=== Section Start ===
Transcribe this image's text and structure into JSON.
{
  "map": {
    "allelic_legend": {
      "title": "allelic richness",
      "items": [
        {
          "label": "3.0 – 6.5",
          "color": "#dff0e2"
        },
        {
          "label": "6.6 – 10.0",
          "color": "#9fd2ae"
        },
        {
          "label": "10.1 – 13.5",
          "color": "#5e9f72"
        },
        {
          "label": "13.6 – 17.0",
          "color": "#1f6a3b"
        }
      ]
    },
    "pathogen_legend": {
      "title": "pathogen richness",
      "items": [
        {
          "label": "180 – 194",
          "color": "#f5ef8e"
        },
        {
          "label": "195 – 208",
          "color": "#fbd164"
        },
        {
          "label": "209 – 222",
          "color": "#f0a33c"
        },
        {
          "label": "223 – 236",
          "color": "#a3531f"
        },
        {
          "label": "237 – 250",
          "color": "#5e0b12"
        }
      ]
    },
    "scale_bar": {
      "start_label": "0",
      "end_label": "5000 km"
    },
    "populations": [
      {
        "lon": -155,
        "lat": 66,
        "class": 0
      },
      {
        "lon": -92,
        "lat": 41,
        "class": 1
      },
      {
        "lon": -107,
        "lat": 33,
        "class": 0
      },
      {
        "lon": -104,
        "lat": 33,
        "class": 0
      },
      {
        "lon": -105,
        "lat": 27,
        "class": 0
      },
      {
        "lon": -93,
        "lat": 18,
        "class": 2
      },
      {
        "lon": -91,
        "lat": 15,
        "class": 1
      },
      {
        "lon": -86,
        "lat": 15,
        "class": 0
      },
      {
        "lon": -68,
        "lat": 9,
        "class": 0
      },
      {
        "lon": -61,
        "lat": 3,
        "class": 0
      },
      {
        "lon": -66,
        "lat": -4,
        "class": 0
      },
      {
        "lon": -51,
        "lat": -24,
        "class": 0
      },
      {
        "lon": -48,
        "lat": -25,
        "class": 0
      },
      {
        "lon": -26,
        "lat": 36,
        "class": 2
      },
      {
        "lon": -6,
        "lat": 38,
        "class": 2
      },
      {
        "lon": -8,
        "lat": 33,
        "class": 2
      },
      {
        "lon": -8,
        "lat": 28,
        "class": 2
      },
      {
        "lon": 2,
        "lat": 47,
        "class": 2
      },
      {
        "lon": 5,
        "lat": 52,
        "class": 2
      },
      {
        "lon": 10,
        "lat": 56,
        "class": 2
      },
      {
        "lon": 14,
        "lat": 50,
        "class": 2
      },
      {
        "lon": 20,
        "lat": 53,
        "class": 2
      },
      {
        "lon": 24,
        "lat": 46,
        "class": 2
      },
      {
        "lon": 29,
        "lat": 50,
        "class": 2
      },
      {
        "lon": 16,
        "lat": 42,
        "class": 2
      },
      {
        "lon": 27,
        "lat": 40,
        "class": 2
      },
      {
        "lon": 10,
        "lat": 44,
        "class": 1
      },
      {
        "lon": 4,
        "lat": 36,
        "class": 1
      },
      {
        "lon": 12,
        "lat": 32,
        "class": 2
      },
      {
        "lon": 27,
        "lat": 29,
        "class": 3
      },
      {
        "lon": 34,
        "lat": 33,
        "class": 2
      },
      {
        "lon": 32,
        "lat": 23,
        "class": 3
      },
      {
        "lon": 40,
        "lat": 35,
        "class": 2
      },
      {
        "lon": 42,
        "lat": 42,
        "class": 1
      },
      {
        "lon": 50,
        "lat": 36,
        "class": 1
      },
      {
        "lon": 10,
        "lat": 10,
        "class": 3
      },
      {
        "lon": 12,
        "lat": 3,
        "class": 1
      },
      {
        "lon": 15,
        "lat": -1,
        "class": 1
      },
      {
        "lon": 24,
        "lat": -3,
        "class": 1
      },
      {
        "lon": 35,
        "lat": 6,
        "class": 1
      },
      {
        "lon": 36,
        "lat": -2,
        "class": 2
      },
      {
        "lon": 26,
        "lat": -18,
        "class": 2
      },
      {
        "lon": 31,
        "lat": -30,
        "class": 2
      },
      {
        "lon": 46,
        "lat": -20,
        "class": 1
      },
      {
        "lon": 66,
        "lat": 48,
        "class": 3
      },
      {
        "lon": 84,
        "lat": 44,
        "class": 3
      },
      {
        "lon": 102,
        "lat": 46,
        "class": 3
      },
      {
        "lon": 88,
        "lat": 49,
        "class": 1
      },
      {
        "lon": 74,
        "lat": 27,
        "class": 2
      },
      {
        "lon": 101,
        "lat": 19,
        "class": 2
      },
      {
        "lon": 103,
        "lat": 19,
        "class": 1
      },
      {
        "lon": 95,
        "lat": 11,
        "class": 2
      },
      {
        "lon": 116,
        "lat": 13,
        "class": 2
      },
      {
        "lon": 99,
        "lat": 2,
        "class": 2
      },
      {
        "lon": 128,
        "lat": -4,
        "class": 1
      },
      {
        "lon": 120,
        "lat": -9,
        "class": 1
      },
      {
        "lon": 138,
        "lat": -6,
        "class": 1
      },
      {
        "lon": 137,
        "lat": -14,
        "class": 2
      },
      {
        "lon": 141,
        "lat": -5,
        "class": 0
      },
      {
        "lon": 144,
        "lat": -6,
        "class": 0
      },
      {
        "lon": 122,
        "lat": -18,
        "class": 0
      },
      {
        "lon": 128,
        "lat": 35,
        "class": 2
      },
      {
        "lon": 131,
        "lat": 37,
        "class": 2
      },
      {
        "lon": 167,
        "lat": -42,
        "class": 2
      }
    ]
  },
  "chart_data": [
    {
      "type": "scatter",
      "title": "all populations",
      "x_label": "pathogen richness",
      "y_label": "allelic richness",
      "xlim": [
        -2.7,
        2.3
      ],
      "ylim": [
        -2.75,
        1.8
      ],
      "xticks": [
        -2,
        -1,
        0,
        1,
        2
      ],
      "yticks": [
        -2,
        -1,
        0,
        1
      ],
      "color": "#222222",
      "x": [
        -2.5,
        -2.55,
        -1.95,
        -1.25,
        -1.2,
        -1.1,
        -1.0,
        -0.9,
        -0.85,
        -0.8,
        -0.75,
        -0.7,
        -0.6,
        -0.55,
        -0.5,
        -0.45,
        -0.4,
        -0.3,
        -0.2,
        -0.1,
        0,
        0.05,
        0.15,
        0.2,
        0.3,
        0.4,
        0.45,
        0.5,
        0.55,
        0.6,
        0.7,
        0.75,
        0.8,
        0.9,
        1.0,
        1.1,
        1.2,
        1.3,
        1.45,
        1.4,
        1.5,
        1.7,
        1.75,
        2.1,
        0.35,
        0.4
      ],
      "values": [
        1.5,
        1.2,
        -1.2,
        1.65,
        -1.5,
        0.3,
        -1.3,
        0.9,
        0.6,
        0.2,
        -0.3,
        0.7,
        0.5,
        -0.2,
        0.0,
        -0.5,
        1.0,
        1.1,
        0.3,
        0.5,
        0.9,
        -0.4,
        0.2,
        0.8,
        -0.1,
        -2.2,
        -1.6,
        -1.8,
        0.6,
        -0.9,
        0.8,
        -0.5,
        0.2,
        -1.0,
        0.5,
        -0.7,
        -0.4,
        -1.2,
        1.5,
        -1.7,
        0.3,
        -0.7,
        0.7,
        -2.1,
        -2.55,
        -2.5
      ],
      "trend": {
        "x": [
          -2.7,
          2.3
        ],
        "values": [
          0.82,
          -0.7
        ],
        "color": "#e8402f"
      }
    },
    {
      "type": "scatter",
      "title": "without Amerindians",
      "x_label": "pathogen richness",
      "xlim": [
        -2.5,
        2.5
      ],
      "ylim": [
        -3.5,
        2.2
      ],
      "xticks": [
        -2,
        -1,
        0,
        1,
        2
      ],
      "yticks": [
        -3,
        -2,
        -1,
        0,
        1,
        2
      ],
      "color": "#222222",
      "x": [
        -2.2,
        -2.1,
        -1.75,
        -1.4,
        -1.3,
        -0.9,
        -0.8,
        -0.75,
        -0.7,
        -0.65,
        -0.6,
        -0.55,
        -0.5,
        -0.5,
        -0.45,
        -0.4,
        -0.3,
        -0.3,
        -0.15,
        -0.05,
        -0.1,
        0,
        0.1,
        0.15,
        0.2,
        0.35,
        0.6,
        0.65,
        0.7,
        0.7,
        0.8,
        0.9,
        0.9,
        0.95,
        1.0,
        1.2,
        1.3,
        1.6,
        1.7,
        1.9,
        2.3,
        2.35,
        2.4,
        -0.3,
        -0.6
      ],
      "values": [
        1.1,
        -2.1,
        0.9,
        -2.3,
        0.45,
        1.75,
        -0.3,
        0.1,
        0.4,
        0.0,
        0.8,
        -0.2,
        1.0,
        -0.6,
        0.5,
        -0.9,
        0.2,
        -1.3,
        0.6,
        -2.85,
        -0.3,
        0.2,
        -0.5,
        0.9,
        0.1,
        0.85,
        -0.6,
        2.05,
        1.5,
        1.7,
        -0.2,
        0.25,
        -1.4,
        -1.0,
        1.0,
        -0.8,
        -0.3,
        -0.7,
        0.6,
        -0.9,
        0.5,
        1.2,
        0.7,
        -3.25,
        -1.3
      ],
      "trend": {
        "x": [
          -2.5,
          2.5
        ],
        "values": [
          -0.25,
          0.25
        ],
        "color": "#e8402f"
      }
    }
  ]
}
=== Section End ===
# [Exercise brief]
Look for the string "title" in the listing above and copy every line holding it.

# [Expected output]
      "title": "allelic richness",
      "title": "pathogen richness",
      "title": "all populations",
      "title": "without Amerindians",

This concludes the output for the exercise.